Every line of the material below must be repeated exactly.

— start of Entries shown —

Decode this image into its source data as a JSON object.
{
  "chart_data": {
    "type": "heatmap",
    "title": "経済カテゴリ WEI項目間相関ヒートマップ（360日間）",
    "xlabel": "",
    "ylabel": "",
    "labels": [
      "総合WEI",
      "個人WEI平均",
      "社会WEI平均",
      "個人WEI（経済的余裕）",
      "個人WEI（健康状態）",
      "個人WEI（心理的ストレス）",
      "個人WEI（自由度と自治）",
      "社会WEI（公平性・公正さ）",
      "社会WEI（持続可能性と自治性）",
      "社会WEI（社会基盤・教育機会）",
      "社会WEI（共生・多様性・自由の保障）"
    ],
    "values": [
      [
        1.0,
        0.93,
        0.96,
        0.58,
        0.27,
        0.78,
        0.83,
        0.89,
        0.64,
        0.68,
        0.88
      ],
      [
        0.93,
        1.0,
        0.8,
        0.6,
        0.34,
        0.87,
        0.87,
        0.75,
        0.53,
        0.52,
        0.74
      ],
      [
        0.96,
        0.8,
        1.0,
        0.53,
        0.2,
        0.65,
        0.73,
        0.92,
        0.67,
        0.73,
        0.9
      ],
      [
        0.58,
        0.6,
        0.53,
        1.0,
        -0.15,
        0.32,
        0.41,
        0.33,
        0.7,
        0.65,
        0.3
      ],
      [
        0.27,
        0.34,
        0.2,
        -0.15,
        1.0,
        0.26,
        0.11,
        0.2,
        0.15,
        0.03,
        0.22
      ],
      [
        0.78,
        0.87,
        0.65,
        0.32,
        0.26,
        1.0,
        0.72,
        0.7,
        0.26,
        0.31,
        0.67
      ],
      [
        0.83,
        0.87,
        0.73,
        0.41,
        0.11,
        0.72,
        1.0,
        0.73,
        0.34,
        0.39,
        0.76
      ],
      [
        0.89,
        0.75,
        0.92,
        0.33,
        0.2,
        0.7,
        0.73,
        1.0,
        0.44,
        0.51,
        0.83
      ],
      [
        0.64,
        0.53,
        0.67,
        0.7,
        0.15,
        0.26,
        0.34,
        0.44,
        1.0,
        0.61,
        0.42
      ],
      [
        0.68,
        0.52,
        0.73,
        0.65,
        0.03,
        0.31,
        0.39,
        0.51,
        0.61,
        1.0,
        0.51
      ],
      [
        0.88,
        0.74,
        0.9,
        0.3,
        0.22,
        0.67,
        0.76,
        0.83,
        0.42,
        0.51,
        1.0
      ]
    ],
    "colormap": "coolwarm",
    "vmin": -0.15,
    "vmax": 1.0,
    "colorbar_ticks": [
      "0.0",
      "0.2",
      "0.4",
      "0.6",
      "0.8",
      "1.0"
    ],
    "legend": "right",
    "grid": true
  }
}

— end of Entries shown —

Task answer
Decode this image into its source data as a JSON object.
{
  "chart_data": {
    "type": "heatmap",
    "title": "経済カテゴリ WEI項目間相関ヒートマップ（360日間）",
    "xlabel": "",
    "ylabel": "",
    "labels": [
      "総合WEI",
      "個人WEI平均",
      "社会WEI平均",
      "個人WEI（経済的余裕）",
      "個人WEI（健康状態）",
      "個人WEI（心理的ストレス）",
      "個人WEI（自由度と自治）",
      "社会WEI（公平性・公正さ）",
      "社会WEI（持続可能性と自治性）",
      "社会WEI（社会基盤・教育機会）",
      "社会WEI（共生・多様性・自由の保障）"
    ],
    "values": [
      [
        1.0,
        0.93,
        0.96,
        0.58,
        0.27,
        0.78,
        0.83,
        0.89,
        0.64,
        0.68,
        0.88
      ],
      [
        0.93,
        1.0,
        0.8,
        0.6,
        0.34,
        0.87,
        0.87,
        0.75,
        0.53,
        0.52,
        0.74
      ],
      [
        0.96,
        0.8,
        1.0,
        0.53,
        0.2,
        0.65,
        0.73,
        0.92,
        0.67,
        0.73,
        0.9
      ],
      [
        0.58,
        0.6,
        0.53,
        1.0,
        -0.15,
        0.32,
        0.41,
        0.33,
        0.7,
        0.65,
        0.3
      ],
      [
        0.27,
        0.34,
        0.2,
        -0.15,
        1.0,
        0.26,
        0.11,
        0.2,
        0.15,
        0.03,
        0.22
      ],
      [
        0.78,
        0.87,
        0.65,
        0.32,
        0.26,
        1.0,
        0.72,
        0.7,
        0.26,
        0.31,
        0.67
      ],
      [
        0.83,
        0.87,
        0.73,
        0.41,
        0.11,
        0.72,
        1.0,
        0.73,
        0.34,
        0.39,
        0.76
      ],
      [
        0.89,
        0.75,
        0.92,
        0.33,
        0.2,
        0.7,
        0.73,
        1.0,
        0.44,
        0.51,
        0.83
      ],
      [
        0.64,
        0.53,
        0.67,
        0.7,
        0.15,
        0.26,
        0.34,
        0.44,
        1.0,
        0.61,
        0.42
      ],
      [
        0.68,
        0.52,
        0.73,
        0.65,
        0.03,
        0.31,
        0.39,
        0.51,
        0.61,
        1.0,
        0.51
      ],
      [
        0.88,
        0.74,
        0.9,
        0.3,
        0.22,
        0.67,
        0.76,
        0.83,
        0.42,
        0.51,
        1.0
      ]
    ],
    "colormap": "coolwarm",
    "vmin": -0.15,
    "vmax": 1.0,
    "colorbar_ticks": [
      "0.0",
      "0.2",
      "0.4",
      "0.6",
      "0.8",
      "1.0"
    ],
    "legend": "right",
    "grid": true
  }
}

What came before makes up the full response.